Entries supplied >>

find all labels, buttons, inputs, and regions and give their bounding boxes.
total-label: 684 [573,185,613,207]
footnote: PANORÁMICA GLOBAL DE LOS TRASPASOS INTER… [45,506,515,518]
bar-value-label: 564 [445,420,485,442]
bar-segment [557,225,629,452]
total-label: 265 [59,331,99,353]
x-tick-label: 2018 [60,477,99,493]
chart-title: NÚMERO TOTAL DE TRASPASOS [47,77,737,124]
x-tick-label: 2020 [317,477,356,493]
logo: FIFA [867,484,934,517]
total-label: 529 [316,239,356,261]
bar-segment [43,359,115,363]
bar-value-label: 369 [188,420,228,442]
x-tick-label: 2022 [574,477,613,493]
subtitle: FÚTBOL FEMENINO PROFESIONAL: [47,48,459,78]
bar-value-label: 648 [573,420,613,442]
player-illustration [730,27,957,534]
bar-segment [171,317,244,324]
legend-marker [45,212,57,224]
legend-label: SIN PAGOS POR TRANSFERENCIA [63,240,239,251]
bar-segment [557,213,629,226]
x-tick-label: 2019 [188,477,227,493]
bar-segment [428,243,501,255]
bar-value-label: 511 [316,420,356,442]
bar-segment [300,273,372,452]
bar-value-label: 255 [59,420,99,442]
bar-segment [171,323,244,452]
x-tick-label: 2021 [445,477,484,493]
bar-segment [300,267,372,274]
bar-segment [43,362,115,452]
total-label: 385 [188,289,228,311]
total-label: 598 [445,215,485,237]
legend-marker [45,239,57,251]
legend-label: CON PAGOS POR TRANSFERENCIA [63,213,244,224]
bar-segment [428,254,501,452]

What you will do >> Reproduce each of the items above line for line, with every character unchanged.

The output >>
find all labels, buttons, inputs, and regions and give their bounding boxes.
total-label: 684 [573,185,613,207]
footnote: PANORÁMICA GLOBAL DE LOS TRASPASOS INTER… [45,506,515,518]
bar-value-label: 564 [445,420,485,442]
bar-segment [557,225,629,452]
total-label: 265 [59,331,99,353]
x-tick-label: 2018 [60,477,99,493]
chart-title: NÚMERO TOTAL DE TRASPASOS [47,77,737,124]
x-tick-label: 2020 [317,477,356,493]
logo: FIFA [867,484,934,517]
total-label: 529 [316,239,356,261]
bar-segment [43,359,115,363]
bar-value-label: 369 [188,420,228,442]
x-tick-label: 2022 [574,477,613,493]
subtitle: FÚTBOL FEMENINO PROFESIONAL: [47,48,459,78]
bar-value-label: 648 [573,420,613,442]
player-illustration [730,27,957,534]
bar-segment [171,317,244,324]
legend-marker [45,212,57,224]
legend-label: SIN PAGOS POR TRANSFERENCIA [63,240,239,251]
bar-segment [557,213,629,226]
x-tick-label: 2019 [188,477,227,493]
bar-segment [428,243,501,255]
bar-value-label: 511 [316,420,356,442]
bar-segment [300,273,372,452]
bar-value-label: 255 [59,420,99,442]
bar-segment [171,323,244,452]
x-tick-label: 2021 [445,477,484,493]
bar-segment [300,267,372,274]
bar-segment [43,362,115,452]
total-label: 385 [188,289,228,311]
total-label: 598 [445,215,485,237]
legend-marker [45,239,57,251]
legend-label: CON PAGOS POR TRANSFERENCIA [63,213,244,224]
bar-segment [428,254,501,452]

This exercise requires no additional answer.